Task goal:
Determine how many lines in the data below contain "value" and write only that number.

===============

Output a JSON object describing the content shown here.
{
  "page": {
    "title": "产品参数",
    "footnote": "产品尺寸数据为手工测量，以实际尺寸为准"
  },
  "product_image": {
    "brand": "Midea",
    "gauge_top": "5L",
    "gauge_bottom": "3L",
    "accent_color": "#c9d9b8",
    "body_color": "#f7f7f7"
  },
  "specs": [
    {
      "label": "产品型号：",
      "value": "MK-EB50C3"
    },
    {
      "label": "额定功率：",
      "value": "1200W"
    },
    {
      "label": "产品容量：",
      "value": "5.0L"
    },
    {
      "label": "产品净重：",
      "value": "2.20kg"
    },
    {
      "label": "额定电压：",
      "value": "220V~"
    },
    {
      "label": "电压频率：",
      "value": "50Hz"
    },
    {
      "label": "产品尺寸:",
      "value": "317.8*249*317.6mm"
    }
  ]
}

===============

The completed task:
7